=== Tasks to perform ===
#1 From the 9-Decenamide toxicity study summary, return the passage starting with "04 February 2014 to 24" and going on through "425 test guidelines.".
#2 Carry the 9-Decenamide toxicity study summary further from its last line shown.

=== Reading passage ===
----

9-Decenamide, N,N-dimethyl-

Administrative data

Endpoint:

acute toxicity: oral

Type of information:

experimental study

Adequacy of study:

key study

Study period:

04 February 2014 to 24 February 2014

Reliability:

1 (reliable without restriction)

Rationale for reliability incl. deficiencies:

other: GLP study conducted according to OPPTS 870.1100 and OECD 425 test guidelines.

Data source

Materials and methods

GLP compliance:

yes

Test type:

up-and-down procedure

Test material

Test animals

Species:

rat

Strain:

Sprague-Dawley

Sex:

female

Details on test animals or test system and environmental conditions:

TEST ANIMALS
- Source: Harlan, Indianapolis, Indiana
- Age at study initiation: 8 to 12 weeks
- Weight at study initiation: 203 - 257 g
- Fasting period before study: overnight
- Housing: Individually in stainless steel cages
- Diet (e.g. ad libitum): Purina rat chow, ad libitum
- Water (e.g. ad libitum): ad libitum

ENVIRONMENTAL CONDITIONS
- Temperature (°C): 19 to 25
- Humidity (%): 30 to 70
- Photoperiod (hrs dark / hrs light): 12 hours light/ 12 hours dark

IN-LIFE DATES: From: 04 February 2014 To: 24 February 2014

Administration / exposure

Route of administration:

oral: gavage

Vehicle:

unchanged (no vehicle)

Details on oral exposure:

MAXIMUM DOSE VOLUME APPLIED: 0.475 ml

CLASS METHOD (if applicable)

----

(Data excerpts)
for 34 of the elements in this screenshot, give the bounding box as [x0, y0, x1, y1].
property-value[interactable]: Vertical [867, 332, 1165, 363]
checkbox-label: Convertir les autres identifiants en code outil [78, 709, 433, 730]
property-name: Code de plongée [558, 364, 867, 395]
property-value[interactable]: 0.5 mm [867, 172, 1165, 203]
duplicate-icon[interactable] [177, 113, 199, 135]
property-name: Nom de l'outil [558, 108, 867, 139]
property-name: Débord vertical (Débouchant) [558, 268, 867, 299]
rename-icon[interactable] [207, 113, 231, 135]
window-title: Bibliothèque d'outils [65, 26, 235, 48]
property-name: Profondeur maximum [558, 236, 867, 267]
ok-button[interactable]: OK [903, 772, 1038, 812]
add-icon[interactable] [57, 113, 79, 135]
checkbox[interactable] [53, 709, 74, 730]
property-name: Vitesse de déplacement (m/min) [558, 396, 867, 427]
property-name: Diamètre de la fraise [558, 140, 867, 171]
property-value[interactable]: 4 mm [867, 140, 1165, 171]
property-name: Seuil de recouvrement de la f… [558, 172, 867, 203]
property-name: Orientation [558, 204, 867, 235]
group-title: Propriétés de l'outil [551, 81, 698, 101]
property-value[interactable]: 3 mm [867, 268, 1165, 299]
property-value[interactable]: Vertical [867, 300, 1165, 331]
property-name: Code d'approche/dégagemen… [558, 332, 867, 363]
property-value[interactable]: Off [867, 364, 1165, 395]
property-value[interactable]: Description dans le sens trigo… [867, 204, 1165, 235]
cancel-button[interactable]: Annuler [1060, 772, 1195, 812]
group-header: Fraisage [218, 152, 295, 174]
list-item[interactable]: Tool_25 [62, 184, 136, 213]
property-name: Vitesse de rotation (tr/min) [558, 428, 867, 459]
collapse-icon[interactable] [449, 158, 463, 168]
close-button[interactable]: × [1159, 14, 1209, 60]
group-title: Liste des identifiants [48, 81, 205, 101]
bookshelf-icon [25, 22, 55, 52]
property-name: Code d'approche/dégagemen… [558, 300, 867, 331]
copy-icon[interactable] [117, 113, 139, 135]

----

=== Solved tasks ===
#1
04 February 2014 to 24 February 2014

Reliability:

1 (reliable without restriction)

Rationale for reliability incl. deficiencies:

other: GLP study conducted according to OPPTS 870.1100 and OECD 425 test guidelines.

#2
- Rationale for the selection of the starting dose: Limit dose

Doses:

2000, 550, 175 mg/kg

No. of animals per sex per dose:

3, 4, 3, females

Control animals:

no

Details on study design:

- Duration of observation period following administration: 14 days
- Frequency of observations and weighing: Observed frequently on day of dosing and dailt thereafter for 14 days. Bodyweights taken on Days 1, 7 and 14.
- Necropsy of survivors performed: yes
- Other examinations performed: clinical signs, body weight

Statistics:

The LD50 was calculated according to the Agency's developed software package (AOT425StatPgm) for performing the test and calculation of the LD50.

Results and discussion

Mortality:

3 of 3 animals dosed with 2000 mg/kg died prematurely, 2 of 4 animals dosed with 550 mg/kg died prematurely, there were no premature mortalities in 3 animals dosed with 175 mg/kg.

Clinical signs:

other: Clinical signs were observed on the first day of dosing in all animals dosed with 550 or 2000 mg/kg.

Gross pathology:

No gross observations except for stomach and GI tract distended with gas and fluid in one animal dosed with 2000 mg/kg and one animal dosed with 550 mg/kg.

Any other information on results incl. tables

Results for the individual animals are given in the attached document.

Applicant's summary and conclusion

Interpretation of results:

Toxicity Category III

Remarks:

Migrated information Criteria used for interpretation of results: US CPSC / US OSHA

Conclusions:

The statistical estimated acute oral LD50 was determined to be 550 mg/kg body weight and a 95% PL confidence interval of 265.4 mg/kg to 1520 mg/kg. Therefore the substance would be classified EPA Toxicity Category III for acute oral toxicity. According to Regulation (EC) No. 1272/2008 on classification, labelling and packaging (CLP) of substances and mixtures, the substance is classified as Category 4.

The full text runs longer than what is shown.